• _Task instructions_
Output every line of the data exactly as it appears.

• _Extracted data_

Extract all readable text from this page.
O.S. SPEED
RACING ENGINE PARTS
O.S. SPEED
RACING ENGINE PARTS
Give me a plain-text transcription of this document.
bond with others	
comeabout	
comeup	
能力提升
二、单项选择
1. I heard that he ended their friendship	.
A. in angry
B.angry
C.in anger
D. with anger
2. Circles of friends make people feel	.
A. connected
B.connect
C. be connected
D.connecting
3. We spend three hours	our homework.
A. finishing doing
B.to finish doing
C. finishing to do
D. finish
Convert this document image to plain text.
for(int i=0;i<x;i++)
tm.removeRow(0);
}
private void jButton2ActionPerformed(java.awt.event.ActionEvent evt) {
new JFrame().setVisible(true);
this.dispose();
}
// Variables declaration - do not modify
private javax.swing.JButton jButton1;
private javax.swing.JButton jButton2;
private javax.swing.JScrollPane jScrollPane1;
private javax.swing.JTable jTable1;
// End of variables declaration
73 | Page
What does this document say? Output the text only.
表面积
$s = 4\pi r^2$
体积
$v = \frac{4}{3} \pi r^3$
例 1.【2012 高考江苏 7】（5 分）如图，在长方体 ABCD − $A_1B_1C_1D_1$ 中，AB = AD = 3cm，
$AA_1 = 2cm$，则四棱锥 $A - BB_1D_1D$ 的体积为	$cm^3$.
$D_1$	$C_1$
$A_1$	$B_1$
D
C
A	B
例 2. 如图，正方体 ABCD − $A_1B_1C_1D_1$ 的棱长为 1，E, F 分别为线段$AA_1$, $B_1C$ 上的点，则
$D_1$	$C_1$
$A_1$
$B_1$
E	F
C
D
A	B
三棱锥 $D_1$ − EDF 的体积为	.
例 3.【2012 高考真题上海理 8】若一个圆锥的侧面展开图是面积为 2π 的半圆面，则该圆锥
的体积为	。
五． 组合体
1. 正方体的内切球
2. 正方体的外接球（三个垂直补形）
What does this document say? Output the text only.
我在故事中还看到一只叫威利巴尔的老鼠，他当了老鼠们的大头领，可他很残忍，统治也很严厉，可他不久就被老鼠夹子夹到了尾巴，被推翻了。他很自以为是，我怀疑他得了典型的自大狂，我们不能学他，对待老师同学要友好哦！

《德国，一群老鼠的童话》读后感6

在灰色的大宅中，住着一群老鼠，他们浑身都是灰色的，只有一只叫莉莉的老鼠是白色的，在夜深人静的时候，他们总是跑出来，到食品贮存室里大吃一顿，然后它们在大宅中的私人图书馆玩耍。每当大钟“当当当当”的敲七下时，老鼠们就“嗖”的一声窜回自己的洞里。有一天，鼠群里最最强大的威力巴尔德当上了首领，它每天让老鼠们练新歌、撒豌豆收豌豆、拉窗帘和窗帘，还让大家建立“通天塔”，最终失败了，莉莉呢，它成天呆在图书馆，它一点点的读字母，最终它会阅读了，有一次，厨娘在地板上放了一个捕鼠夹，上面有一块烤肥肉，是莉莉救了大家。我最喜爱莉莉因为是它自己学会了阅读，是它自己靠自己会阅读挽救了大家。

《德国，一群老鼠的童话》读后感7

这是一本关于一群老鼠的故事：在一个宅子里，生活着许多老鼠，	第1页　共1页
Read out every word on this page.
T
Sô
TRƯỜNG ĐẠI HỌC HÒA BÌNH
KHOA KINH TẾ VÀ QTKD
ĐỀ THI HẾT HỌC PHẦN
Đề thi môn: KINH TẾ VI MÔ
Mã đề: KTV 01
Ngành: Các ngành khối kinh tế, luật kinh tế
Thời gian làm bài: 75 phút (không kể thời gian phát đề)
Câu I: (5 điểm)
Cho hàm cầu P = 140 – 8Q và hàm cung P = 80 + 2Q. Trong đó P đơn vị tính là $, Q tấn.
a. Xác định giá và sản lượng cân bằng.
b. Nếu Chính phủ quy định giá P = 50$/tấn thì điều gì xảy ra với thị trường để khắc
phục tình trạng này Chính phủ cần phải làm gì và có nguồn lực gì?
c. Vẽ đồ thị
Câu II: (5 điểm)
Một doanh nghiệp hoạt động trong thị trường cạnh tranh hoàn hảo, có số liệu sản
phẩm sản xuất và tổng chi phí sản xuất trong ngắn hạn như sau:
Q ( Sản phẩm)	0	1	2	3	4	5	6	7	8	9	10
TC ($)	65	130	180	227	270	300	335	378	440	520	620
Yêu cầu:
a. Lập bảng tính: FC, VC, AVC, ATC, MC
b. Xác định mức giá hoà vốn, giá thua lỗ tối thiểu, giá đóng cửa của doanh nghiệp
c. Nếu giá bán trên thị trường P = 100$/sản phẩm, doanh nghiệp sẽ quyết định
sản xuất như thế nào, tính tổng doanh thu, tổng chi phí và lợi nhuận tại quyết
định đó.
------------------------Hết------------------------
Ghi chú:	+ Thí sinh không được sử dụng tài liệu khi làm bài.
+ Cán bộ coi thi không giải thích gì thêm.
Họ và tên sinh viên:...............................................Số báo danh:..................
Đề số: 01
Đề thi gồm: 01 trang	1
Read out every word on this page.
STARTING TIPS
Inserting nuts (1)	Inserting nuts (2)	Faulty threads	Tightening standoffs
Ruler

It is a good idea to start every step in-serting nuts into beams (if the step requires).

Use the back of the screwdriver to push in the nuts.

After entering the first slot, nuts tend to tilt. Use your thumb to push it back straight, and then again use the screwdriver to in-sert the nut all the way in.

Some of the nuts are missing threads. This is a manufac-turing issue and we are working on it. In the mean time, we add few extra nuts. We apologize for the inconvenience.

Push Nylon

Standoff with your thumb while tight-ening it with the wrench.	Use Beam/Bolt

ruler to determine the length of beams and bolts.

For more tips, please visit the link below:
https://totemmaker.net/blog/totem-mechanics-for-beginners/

• _Response to this task_
Extract all readable text from this page.
O.S. SPEED
RACING ENGINE PARTS
O.S. SPEED
RACING ENGINE PARTS
Give me a plain-text transcription of this document.
bond with others	
comeabout	
comeup	
能力提升
二、单项选择
1. I heard that he ended their friendship	.
A. in angry
B.angry
C.in anger
D. with anger
2. Circles of friends make people feel	.
A. connected
B.connect
C. be connected
D.connecting
3. We spend three hours	our homework.
A. finishing doing
B.to finish doing
C. finishing to do
D. finish
Convert this document image to plain text.
for(int i=0;i<x;i++)
tm.removeRow(0);
}
private void jButton2ActionPerformed(java.awt.event.ActionEvent evt) {
new JFrame().setVisible(true);
this.dispose();
}
// Variables declaration - do not modify
private javax.swing.JButton jButton1;
private javax.swing.JButton jButton2;
private javax.swing.JScrollPane jScrollPane1;
private javax.swing.JTable jTable1;
// End of variables declaration
73 | Page
What does this document say? Output the text only.
表面积
$s = 4\pi r^2$
体积
$v = \frac{4}{3} \pi r^3$
例 1.【2012 高考江苏 7】（5 分）如图，在长方体 ABCD − $A_1B_1C_1D_1$ 中，AB = AD = 3cm，
$AA_1 = 2cm$，则四棱锥 $A - BB_1D_1D$ 的体积为	$cm^3$.
$D_1$	$C_1$
$A_1$	$B_1$
D
C
A	B
例 2. 如图，正方体 ABCD − $A_1B_1C_1D_1$ 的棱长为 1，E, F 分别为线段$AA_1$, $B_1C$ 上的点，则
$D_1$	$C_1$
$A_1$
$B_1$
E	F
C
D
A	B
三棱锥 $D_1$ − EDF 的体积为	.
例 3.【2012 高考真题上海理 8】若一个圆锥的侧面展开图是面积为 2π 的半圆面，则该圆锥
的体积为	。
五． 组合体
1. 正方体的内切球
2. 正方体的外接球（三个垂直补形）
What does this document say? Output the text only.
我在故事中还看到一只叫威利巴尔的老鼠，他当了老鼠们的大头领，可他很残忍，统治也很严厉，可他不久就被老鼠夹子夹到了尾巴，被推翻了。他很自以为是，我怀疑他得了典型的自大狂，我们不能学他，对待老师同学要友好哦！

《德国，一群老鼠的童话》读后感6

在灰色的大宅中，住着一群老鼠，他们浑身都是灰色的，只有一只叫莉莉的老鼠是白色的，在夜深人静的时候，他们总是跑出来，到食品贮存室里大吃一顿，然后它们在大宅中的私人图书馆玩耍。每当大钟“当当当当”的敲七下时，老鼠们就“嗖”的一声窜回自己的洞里。有一天，鼠群里最最强大的威力巴尔德当上了首领，它每天让老鼠们练新歌、撒豌豆收豌豆、拉窗帘和窗帘，还让大家建立“通天塔”，最终失败了，莉莉呢，它成天呆在图书馆，它一点点的读字母，最终它会阅读了，有一次，厨娘在地板上放了一个捕鼠夹，上面有一块烤肥肉，是莉莉救了大家。我最喜爱莉莉因为是它自己学会了阅读，是它自己靠自己会阅读挽救了大家。

《德国，一群老鼠的童话》读后感7

这是一本关于一群老鼠的故事：在一个宅子里，生活着许多老鼠，	第1页　共1页
Read out every word on this page.
T
Sô
TRƯỜNG ĐẠI HỌC HÒA BÌNH
KHOA KINH TẾ VÀ QTKD
ĐỀ THI HẾT HỌC PHẦN
Đề thi môn: KINH TẾ VI MÔ
Mã đề: KTV 01
Ngành: Các ngành khối kinh tế, luật kinh tế
Thời gian làm bài: 75 phút (không kể thời gian phát đề)
Câu I: (5 điểm)
Cho hàm cầu P = 140 – 8Q và hàm cung P = 80 + 2Q. Trong đó P đơn vị tính là $, Q tấn.
a. Xác định giá và sản lượng cân bằng.
b. Nếu Chính phủ quy định giá P = 50$/tấn thì điều gì xảy ra với thị trường để khắc
phục tình trạng này Chính phủ cần phải làm gì và có nguồn lực gì?
c. Vẽ đồ thị
Câu II: (5 điểm)
Một doanh nghiệp hoạt động trong thị trường cạnh tranh hoàn hảo, có số liệu sản
phẩm sản xuất và tổng chi phí sản xuất trong ngắn hạn như sau:
Q ( Sản phẩm)	0	1	2	3	4	5	6	7	8	9	10
TC ($)	65	130	180	227	270	300	335	378	440	520	620
Yêu cầu:
a. Lập bảng tính: FC, VC, AVC, ATC, MC
b. Xác định mức giá hoà vốn, giá thua lỗ tối thiểu, giá đóng cửa của doanh nghiệp
c. Nếu giá bán trên thị trường P = 100$/sản phẩm, doanh nghiệp sẽ quyết định
sản xuất như thế nào, tính tổng doanh thu, tổng chi phí và lợi nhuận tại quyết
định đó.
------------------------Hết------------------------
Ghi chú:	+ Thí sinh không được sử dụng tài liệu khi làm bài.
+ Cán bộ coi thi không giải thích gì thêm.
Họ và tên sinh viên:...............................................Số báo danh:..................
Đề số: 01
Đề thi gồm: 01 trang	1
Read out every word on this page.
STARTING TIPS
Inserting nuts (1)	Inserting nuts (2)	Faulty threads	Tightening standoffs
Ruler

It is a good idea to start every step in-serting nuts into beams (if the step requires).

Use the back of the screwdriver to push in the nuts.

After entering the first slot, nuts tend to tilt. Use your thumb to push it back straight, and then again use the screwdriver to in-sert the nut all the way in.

Some of the nuts are missing threads. This is a manufac-turing issue and we are working on it. In the mean time, we add few extra nuts. We apologize for the inconvenience.

Push Nylon

Standoff with your thumb while tight-ening it with the wrench.	Use Beam/Bolt

ruler to determine the length of beams and bolts.

For more tips, please visit the link below:
https://totemmaker.net/blog/totem-mechanics-for-beginners/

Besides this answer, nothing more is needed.